-- BEGIN Entries --

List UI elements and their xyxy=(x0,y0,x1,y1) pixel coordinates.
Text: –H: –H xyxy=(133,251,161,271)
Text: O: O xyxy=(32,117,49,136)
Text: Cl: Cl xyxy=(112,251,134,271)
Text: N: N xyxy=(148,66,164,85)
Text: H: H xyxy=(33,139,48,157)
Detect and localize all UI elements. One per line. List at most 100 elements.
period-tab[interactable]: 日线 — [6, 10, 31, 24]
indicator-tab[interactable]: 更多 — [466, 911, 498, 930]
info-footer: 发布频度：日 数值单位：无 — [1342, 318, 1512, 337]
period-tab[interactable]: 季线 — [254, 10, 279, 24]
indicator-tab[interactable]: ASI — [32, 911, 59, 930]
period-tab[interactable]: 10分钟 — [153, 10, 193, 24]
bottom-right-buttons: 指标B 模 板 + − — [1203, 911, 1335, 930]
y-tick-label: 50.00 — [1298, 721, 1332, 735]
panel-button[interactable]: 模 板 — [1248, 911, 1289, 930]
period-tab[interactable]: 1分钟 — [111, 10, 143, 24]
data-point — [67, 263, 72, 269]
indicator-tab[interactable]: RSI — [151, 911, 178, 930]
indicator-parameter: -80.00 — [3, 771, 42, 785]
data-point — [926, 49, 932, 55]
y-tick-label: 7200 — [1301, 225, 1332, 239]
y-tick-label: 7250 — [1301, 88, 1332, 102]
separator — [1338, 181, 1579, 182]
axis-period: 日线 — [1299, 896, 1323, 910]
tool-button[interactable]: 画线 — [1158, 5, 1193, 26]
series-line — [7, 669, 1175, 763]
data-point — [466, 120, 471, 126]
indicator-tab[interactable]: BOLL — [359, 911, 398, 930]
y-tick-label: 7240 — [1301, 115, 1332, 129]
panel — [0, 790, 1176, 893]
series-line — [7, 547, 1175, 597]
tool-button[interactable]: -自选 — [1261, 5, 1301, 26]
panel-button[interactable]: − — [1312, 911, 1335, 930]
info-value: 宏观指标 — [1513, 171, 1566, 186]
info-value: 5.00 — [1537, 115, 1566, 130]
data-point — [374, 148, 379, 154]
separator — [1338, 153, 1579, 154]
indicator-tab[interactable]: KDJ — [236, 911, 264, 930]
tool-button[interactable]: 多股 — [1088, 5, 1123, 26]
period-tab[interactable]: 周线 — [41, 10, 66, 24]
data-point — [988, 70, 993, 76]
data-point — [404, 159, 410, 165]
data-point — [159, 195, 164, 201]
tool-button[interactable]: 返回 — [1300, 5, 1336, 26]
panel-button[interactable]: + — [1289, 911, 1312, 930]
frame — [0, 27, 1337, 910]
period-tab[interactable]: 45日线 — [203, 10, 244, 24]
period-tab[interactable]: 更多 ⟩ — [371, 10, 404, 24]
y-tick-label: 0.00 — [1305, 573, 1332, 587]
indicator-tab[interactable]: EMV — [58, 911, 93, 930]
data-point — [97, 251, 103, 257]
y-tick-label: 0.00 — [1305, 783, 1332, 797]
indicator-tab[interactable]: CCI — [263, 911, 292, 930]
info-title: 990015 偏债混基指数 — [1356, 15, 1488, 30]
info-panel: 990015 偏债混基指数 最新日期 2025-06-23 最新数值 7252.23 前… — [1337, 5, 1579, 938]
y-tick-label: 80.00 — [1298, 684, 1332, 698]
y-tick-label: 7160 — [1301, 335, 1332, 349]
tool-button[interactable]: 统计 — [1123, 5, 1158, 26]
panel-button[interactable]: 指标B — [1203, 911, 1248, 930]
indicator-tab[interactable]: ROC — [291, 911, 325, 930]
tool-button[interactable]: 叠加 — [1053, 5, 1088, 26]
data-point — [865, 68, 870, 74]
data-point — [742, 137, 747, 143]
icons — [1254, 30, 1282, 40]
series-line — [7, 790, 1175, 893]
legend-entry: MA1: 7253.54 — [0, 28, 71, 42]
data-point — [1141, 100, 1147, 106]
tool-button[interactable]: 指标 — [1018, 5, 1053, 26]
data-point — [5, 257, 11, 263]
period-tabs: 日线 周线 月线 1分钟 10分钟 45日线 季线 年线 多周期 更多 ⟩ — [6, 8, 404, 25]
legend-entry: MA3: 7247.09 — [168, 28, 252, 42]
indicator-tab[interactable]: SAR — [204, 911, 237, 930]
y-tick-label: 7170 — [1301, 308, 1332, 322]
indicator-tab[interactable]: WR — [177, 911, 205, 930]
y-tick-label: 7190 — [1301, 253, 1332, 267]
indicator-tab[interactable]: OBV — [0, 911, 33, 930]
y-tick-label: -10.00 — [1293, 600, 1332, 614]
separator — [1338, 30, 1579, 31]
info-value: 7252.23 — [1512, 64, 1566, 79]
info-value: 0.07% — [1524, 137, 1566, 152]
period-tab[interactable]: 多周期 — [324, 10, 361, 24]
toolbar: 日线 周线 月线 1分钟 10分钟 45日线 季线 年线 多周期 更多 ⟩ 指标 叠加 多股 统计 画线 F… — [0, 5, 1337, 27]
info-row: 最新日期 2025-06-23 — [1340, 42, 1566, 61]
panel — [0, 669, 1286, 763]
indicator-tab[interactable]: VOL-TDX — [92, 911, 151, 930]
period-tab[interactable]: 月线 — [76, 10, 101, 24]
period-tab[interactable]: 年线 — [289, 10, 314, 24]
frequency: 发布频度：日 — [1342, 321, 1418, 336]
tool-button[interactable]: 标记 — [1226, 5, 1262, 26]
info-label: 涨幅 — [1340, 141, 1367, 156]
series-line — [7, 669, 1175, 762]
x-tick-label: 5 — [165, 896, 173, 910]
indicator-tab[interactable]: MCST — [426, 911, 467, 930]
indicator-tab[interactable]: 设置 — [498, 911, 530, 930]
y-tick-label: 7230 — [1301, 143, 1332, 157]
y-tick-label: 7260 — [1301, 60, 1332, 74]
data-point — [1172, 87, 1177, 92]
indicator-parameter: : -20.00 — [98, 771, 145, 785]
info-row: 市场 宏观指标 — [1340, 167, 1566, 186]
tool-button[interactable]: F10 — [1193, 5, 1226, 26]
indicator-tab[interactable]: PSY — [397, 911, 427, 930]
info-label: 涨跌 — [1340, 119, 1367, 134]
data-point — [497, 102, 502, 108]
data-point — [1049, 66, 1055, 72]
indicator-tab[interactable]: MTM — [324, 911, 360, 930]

-- END Entries --

#### Exercise goal
Rewrite all of the material above, substituting "indicator-button" for each occurrence of "indicator-tab" and leaving everything else untouched.

#### Problem solution
List UI elements and their xyxy=(x0,y0,x1,y1) pixel coordinates.
Text: –H: –H xyxy=(133,251,161,271)
Text: O: O xyxy=(32,117,49,136)
Text: Cl: Cl xyxy=(112,251,134,271)
Text: N: N xyxy=(148,66,164,85)
Text: H: H xyxy=(33,139,48,157)
Detect and localize all UI elements. One per line. List at most 100 elements.
period-tab[interactable]: 日线 — [6, 10, 31, 24]
indicator-button[interactable]: 更多 — [466, 911, 498, 930]
info-footer: 发布频度：日 数值单位：无 — [1342, 318, 1512, 337]
period-tab[interactable]: 季线 — [254, 10, 279, 24]
indicator-button[interactable]: ASI — [32, 911, 59, 930]
period-tab[interactable]: 10分钟 — [153, 10, 193, 24]
bottom-right-buttons: 指标B 模 板 + − — [1203, 911, 1335, 930]
y-tick-label: 50.00 — [1298, 721, 1332, 735]
panel-button[interactable]: 模 板 — [1248, 911, 1289, 930]
period-tab[interactable]: 1分钟 — [111, 10, 143, 24]
data-point — [67, 263, 72, 269]
indicator-button[interactable]: RSI — [151, 911, 178, 930]
indicator-parameter: -80.00 — [3, 771, 42, 785]
data-point — [926, 49, 932, 55]
y-tick-label: 7200 — [1301, 225, 1332, 239]
y-tick-label: 7250 — [1301, 88, 1332, 102]
separator — [1338, 181, 1579, 182]
axis-period: 日线 — [1299, 896, 1323, 910]
tool-button[interactable]: 画线 — [1158, 5, 1193, 26]
series-line — [7, 669, 1175, 763]
data-point — [466, 120, 471, 126]
indicator-button[interactable]: BOLL — [359, 911, 398, 930]
y-tick-label: 7240 — [1301, 115, 1332, 129]
panel — [0, 790, 1176, 893]
series-line — [7, 547, 1175, 597]
tool-button[interactable]: -自选 — [1261, 5, 1301, 26]
panel-button[interactable]: − — [1312, 911, 1335, 930]
info-value: 宏观指标 — [1513, 171, 1566, 186]
info-value: 5.00 — [1537, 115, 1566, 130]
data-point — [374, 148, 379, 154]
separator — [1338, 153, 1579, 154]
indicator-button[interactable]: KDJ — [236, 911, 264, 930]
tool-button[interactable]: 多股 — [1088, 5, 1123, 26]
period-tab[interactable]: 周线 — [41, 10, 66, 24]
data-point — [988, 70, 993, 76]
data-point — [404, 159, 410, 165]
data-point — [159, 195, 164, 201]
tool-button[interactable]: 返回 — [1300, 5, 1336, 26]
panel-button[interactable]: + — [1289, 911, 1312, 930]
frame — [0, 27, 1337, 910]
period-tab[interactable]: 45日线 — [203, 10, 244, 24]
period-tab[interactable]: 更多 ⟩ — [371, 10, 404, 24]
y-tick-label: 0.00 — [1305, 573, 1332, 587]
indicator-button[interactable]: EMV — [58, 911, 93, 930]
data-point — [97, 251, 103, 257]
y-tick-label: 0.00 — [1305, 783, 1332, 797]
indicator-button[interactable]: CCI — [263, 911, 292, 930]
info-title: 990015 偏债混基指数 — [1356, 15, 1488, 30]
info-panel: 990015 偏债混基指数 最新日期 2025-06-23 最新数值 7252.23 前… — [1337, 5, 1579, 938]
y-tick-label: 80.00 — [1298, 684, 1332, 698]
y-tick-label: 7160 — [1301, 335, 1332, 349]
tool-button[interactable]: 统计 — [1123, 5, 1158, 26]
panel-button[interactable]: 指标B — [1203, 911, 1248, 930]
indicator-button[interactable]: ROC — [291, 911, 325, 930]
tool-button[interactable]: 叠加 — [1053, 5, 1088, 26]
data-point — [865, 68, 870, 74]
data-point — [742, 137, 747, 143]
icons — [1254, 30, 1282, 40]
series-line — [7, 790, 1175, 893]
legend-entry: MA1: 7253.54 — [0, 28, 71, 42]
data-point — [1141, 100, 1147, 106]
tool-button[interactable]: 指标 — [1018, 5, 1053, 26]
data-point — [5, 257, 11, 263]
period-tabs: 日线 周线 月线 1分钟 10分钟 45日线 季线 年线 多周期 更多 ⟩ — [6, 8, 404, 25]
legend-entry: MA3: 7247.09 — [168, 28, 252, 42]
indicator-button[interactable]: SAR — [204, 911, 237, 930]
y-tick-label: 7170 — [1301, 308, 1332, 322]
indicator-button[interactable]: WR — [177, 911, 205, 930]
y-tick-label: 7190 — [1301, 253, 1332, 267]
indicator-button[interactable]: OBV — [0, 911, 33, 930]
y-tick-label: -10.00 — [1293, 600, 1332, 614]
separator — [1338, 30, 1579, 31]
info-value: 7252.23 — [1512, 64, 1566, 79]
info-value: 0.07% — [1524, 137, 1566, 152]
period-tab[interactable]: 多周期 — [324, 10, 361, 24]
toolbar: 日线 周线 月线 1分钟 10分钟 45日线 季线 年线 多周期 更多 ⟩ 指标 叠加 多股 统计 画线 F… — [0, 5, 1337, 27]
info-row: 最新日期 2025-06-23 — [1340, 42, 1566, 61]
panel — [0, 669, 1286, 763]
indicator-button[interactable]: VOL-TDX — [92, 911, 151, 930]
period-tab[interactable]: 月线 — [76, 10, 101, 24]
period-tab[interactable]: 年线 — [289, 10, 314, 24]
frequency: 发布频度：日 — [1342, 321, 1418, 336]
tool-button[interactable]: 标记 — [1226, 5, 1262, 26]
info-label: 涨幅 — [1340, 141, 1367, 156]
series-line — [7, 669, 1175, 762]
x-tick-label: 5 — [165, 896, 173, 910]
indicator-button[interactable]: MCST — [426, 911, 467, 930]
indicator-button[interactable]: 设置 — [498, 911, 530, 930]
y-tick-label: 7230 — [1301, 143, 1332, 157]
y-tick-label: 7260 — [1301, 60, 1332, 74]
data-point — [1172, 87, 1177, 92]
indicator-parameter: : -20.00 — [98, 771, 145, 785]
info-row: 市场 宏观指标 — [1340, 167, 1566, 186]
tool-button[interactable]: F10 — [1193, 5, 1226, 26]
indicator-button[interactable]: PSY — [397, 911, 427, 930]
info-label: 涨跌 — [1340, 119, 1367, 134]
data-point — [497, 102, 502, 108]
data-point — [1049, 66, 1055, 72]
indicator-button[interactable]: MTM — [324, 911, 360, 930]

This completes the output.